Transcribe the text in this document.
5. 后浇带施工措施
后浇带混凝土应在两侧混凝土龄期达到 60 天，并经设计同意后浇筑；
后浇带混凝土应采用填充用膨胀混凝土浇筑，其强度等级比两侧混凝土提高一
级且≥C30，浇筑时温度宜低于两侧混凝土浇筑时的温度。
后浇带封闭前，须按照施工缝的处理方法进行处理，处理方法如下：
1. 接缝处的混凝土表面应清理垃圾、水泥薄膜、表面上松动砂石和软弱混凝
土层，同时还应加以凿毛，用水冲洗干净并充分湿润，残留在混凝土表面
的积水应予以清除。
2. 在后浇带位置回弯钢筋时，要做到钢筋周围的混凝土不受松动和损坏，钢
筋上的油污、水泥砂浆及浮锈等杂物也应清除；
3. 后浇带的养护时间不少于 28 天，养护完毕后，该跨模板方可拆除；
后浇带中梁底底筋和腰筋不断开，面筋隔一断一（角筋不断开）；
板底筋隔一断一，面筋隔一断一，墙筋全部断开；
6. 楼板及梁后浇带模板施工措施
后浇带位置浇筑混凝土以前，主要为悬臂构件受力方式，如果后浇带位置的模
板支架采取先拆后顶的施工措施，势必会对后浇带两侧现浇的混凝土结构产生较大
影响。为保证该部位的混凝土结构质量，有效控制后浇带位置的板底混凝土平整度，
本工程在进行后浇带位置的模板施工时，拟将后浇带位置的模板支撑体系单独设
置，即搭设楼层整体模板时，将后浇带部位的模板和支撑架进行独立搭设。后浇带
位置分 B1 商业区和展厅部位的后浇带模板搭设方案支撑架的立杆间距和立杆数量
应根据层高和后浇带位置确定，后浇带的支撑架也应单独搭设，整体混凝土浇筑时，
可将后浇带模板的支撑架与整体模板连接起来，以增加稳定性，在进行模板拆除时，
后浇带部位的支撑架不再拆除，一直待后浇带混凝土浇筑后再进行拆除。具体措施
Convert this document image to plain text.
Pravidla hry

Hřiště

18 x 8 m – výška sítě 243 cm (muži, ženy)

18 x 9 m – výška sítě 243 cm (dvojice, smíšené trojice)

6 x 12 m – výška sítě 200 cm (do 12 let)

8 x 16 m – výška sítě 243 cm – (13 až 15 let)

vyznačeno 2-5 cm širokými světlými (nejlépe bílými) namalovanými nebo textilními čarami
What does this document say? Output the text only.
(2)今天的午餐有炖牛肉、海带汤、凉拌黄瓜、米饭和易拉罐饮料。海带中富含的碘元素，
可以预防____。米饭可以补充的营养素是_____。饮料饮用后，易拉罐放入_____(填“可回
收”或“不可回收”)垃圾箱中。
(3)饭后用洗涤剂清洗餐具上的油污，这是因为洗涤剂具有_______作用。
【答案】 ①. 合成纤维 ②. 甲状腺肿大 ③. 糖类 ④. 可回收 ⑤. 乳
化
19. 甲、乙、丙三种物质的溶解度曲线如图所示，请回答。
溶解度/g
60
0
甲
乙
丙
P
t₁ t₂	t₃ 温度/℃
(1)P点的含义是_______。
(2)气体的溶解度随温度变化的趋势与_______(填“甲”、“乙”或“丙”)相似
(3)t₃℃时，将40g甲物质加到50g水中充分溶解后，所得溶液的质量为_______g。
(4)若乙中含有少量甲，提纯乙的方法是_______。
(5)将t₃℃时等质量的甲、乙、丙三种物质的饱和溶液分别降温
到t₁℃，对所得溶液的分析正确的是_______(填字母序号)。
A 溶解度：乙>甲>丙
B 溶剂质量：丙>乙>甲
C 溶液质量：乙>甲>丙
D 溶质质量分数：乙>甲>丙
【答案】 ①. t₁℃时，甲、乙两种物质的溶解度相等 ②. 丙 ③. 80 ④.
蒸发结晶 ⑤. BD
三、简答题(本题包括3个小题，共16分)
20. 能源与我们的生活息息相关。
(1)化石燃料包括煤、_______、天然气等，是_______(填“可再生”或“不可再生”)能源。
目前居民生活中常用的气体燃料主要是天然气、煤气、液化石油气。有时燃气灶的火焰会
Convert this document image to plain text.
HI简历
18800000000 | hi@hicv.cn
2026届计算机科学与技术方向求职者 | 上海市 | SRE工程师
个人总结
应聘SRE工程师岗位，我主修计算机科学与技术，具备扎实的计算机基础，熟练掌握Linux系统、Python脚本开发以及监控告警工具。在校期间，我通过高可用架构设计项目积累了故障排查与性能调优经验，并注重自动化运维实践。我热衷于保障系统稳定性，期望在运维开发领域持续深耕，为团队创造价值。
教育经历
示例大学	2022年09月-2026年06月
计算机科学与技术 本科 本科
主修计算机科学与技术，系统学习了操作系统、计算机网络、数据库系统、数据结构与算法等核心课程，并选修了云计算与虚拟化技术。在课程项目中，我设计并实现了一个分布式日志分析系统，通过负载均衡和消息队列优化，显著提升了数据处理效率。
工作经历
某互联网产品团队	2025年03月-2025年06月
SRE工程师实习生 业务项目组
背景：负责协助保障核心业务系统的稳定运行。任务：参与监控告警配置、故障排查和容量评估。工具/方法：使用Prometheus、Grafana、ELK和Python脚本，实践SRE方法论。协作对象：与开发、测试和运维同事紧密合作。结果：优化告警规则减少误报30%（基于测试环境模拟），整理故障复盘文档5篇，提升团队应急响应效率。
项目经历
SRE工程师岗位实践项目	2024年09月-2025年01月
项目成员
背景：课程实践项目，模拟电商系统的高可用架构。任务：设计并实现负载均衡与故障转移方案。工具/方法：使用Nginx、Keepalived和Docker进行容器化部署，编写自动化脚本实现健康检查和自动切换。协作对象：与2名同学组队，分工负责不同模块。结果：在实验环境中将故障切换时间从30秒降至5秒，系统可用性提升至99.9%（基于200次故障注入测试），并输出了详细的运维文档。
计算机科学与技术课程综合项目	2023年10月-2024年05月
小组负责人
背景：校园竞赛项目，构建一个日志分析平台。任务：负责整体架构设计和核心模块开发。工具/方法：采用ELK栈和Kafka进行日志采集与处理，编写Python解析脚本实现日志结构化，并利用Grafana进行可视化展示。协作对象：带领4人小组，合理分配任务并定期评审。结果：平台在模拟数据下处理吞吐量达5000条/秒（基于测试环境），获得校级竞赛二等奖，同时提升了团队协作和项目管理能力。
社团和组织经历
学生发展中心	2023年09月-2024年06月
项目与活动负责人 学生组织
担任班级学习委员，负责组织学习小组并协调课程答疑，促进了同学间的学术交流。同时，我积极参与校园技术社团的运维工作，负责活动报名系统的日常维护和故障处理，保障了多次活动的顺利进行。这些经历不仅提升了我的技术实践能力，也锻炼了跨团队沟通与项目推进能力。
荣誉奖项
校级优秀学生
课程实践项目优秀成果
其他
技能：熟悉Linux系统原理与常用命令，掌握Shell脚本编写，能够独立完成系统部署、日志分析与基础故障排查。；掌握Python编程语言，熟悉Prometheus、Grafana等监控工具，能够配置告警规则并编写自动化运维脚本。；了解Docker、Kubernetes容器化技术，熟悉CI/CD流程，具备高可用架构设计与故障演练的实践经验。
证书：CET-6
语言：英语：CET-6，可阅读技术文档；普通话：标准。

### Short problem
Write out the full listing exactly as given.

### Response to this exercise
Transcribe the text in this document.
5. 后浇带施工措施
后浇带混凝土应在两侧混凝土龄期达到 60 天，并经设计同意后浇筑；
后浇带混凝土应采用填充用膨胀混凝土浇筑，其强度等级比两侧混凝土提高一
级且≥C30，浇筑时温度宜低于两侧混凝土浇筑时的温度。
后浇带封闭前，须按照施工缝的处理方法进行处理，处理方法如下：
1. 接缝处的混凝土表面应清理垃圾、水泥薄膜、表面上松动砂石和软弱混凝
土层，同时还应加以凿毛，用水冲洗干净并充分湿润，残留在混凝土表面
的积水应予以清除。
2. 在后浇带位置回弯钢筋时，要做到钢筋周围的混凝土不受松动和损坏，钢
筋上的油污、水泥砂浆及浮锈等杂物也应清除；
3. 后浇带的养护时间不少于 28 天，养护完毕后，该跨模板方可拆除；
后浇带中梁底底筋和腰筋不断开，面筋隔一断一（角筋不断开）；
板底筋隔一断一，面筋隔一断一，墙筋全部断开；
6. 楼板及梁后浇带模板施工措施
后浇带位置浇筑混凝土以前，主要为悬臂构件受力方式，如果后浇带位置的模
板支架采取先拆后顶的施工措施，势必会对后浇带两侧现浇的混凝土结构产生较大
影响。为保证该部位的混凝土结构质量，有效控制后浇带位置的板底混凝土平整度，
本工程在进行后浇带位置的模板施工时，拟将后浇带位置的模板支撑体系单独设
置，即搭设楼层整体模板时，将后浇带部位的模板和支撑架进行独立搭设。后浇带
位置分 B1 商业区和展厅部位的后浇带模板搭设方案支撑架的立杆间距和立杆数量
应根据层高和后浇带位置确定，后浇带的支撑架也应单独搭设，整体混凝土浇筑时，
可将后浇带模板的支撑架与整体模板连接起来，以增加稳定性，在进行模板拆除时，
后浇带部位的支撑架不再拆除，一直待后浇带混凝土浇筑后再进行拆除。具体措施
Convert this document image to plain text.
Pravidla hry

Hřiště

18 x 8 m – výška sítě 243 cm (muži, ženy)

18 x 9 m – výška sítě 243 cm (dvojice, smíšené trojice)

6 x 12 m – výška sítě 200 cm (do 12 let)

8 x 16 m – výška sítě 243 cm – (13 až 15 let)

vyznačeno 2-5 cm širokými světlými (nejlépe bílými) namalovanými nebo textilními čarami
What does this document say? Output the text only.
(2)今天的午餐有炖牛肉、海带汤、凉拌黄瓜、米饭和易拉罐饮料。海带中富含的碘元素，
可以预防____。米饭可以补充的营养素是_____。饮料饮用后，易拉罐放入_____(填“可回
收”或“不可回收”)垃圾箱中。
(3)饭后用洗涤剂清洗餐具上的油污，这是因为洗涤剂具有_______作用。
【答案】 ①. 合成纤维 ②. 甲状腺肿大 ③. 糖类 ④. 可回收 ⑤. 乳
化
19. 甲、乙、丙三种物质的溶解度曲线如图所示，请回答。
溶解度/g
60
0
甲
乙
丙
P
t₁ t₂	t₃ 温度/℃
(1)P点的含义是_______。
(2)气体的溶解度随温度变化的趋势与_______(填“甲”、“乙”或“丙”)相似
(3)t₃℃时，将40g甲物质加到50g水中充分溶解后，所得溶液的质量为_______g。
(4)若乙中含有少量甲，提纯乙的方法是_______。
(5)将t₃℃时等质量的甲、乙、丙三种物质的饱和溶液分别降温
到t₁℃，对所得溶液的分析正确的是_______(填字母序号)。
A 溶解度：乙>甲>丙
B 溶剂质量：丙>乙>甲
C 溶液质量：乙>甲>丙
D 溶质质量分数：乙>甲>丙
【答案】 ①. t₁℃时，甲、乙两种物质的溶解度相等 ②. 丙 ③. 80 ④.
蒸发结晶 ⑤. BD
三、简答题(本题包括3个小题，共16分)
20. 能源与我们的生活息息相关。
(1)化石燃料包括煤、_______、天然气等，是_______(填“可再生”或“不可再生”)能源。
目前居民生活中常用的气体燃料主要是天然气、煤气、液化石油气。有时燃气灶的火焰会
Convert this document image to plain text.
HI简历
18800000000 | hi@hicv.cn
2026届计算机科学与技术方向求职者 | 上海市 | SRE工程师
个人总结
应聘SRE工程师岗位，我主修计算机科学与技术，具备扎实的计算机基础，熟练掌握Linux系统、Python脚本开发以及监控告警工具。在校期间，我通过高可用架构设计项目积累了故障排查与性能调优经验，并注重自动化运维实践。我热衷于保障系统稳定性，期望在运维开发领域持续深耕，为团队创造价值。
教育经历
示例大学	2022年09月-2026年06月
计算机科学与技术 本科 本科
主修计算机科学与技术，系统学习了操作系统、计算机网络、数据库系统、数据结构与算法等核心课程，并选修了云计算与虚拟化技术。在课程项目中，我设计并实现了一个分布式日志分析系统，通过负载均衡和消息队列优化，显著提升了数据处理效率。
工作经历
某互联网产品团队	2025年03月-2025年06月
SRE工程师实习生 业务项目组
背景：负责协助保障核心业务系统的稳定运行。任务：参与监控告警配置、故障排查和容量评估。工具/方法：使用Prometheus、Grafana、ELK和Python脚本，实践SRE方法论。协作对象：与开发、测试和运维同事紧密合作。结果：优化告警规则减少误报30%（基于测试环境模拟），整理故障复盘文档5篇，提升团队应急响应效率。
项目经历
SRE工程师岗位实践项目	2024年09月-2025年01月
项目成员
背景：课程实践项目，模拟电商系统的高可用架构。任务：设计并实现负载均衡与故障转移方案。工具/方法：使用Nginx、Keepalived和Docker进行容器化部署，编写自动化脚本实现健康检查和自动切换。协作对象：与2名同学组队，分工负责不同模块。结果：在实验环境中将故障切换时间从30秒降至5秒，系统可用性提升至99.9%（基于200次故障注入测试），并输出了详细的运维文档。
计算机科学与技术课程综合项目	2023年10月-2024年05月
小组负责人
背景：校园竞赛项目，构建一个日志分析平台。任务：负责整体架构设计和核心模块开发。工具/方法：采用ELK栈和Kafka进行日志采集与处理，编写Python解析脚本实现日志结构化，并利用Grafana进行可视化展示。协作对象：带领4人小组，合理分配任务并定期评审。结果：平台在模拟数据下处理吞吐量达5000条/秒（基于测试环境），获得校级竞赛二等奖，同时提升了团队协作和项目管理能力。
社团和组织经历
学生发展中心	2023年09月-2024年06月
项目与活动负责人 学生组织
担任班级学习委员，负责组织学习小组并协调课程答疑，促进了同学间的学术交流。同时，我积极参与校园技术社团的运维工作，负责活动报名系统的日常维护和故障处理，保障了多次活动的顺利进行。这些经历不仅提升了我的技术实践能力，也锻炼了跨团队沟通与项目推进能力。
荣誉奖项
校级优秀学生
课程实践项目优秀成果
其他
技能：熟悉Linux系统原理与常用命令，掌握Shell脚本编写，能够独立完成系统部署、日志分析与基础故障排查。；掌握Python编程语言，熟悉Prometheus、Grafana等监控工具，能够配置告警规则并编写自动化运维脚本。；了解Docker、Kubernetes容器化技术，熟悉CI/CD流程，具备高可用架构设计与故障演练的实践经验。
证书：CET-6
语言：英语：CET-6，可阅读技术文档；普通话：标准。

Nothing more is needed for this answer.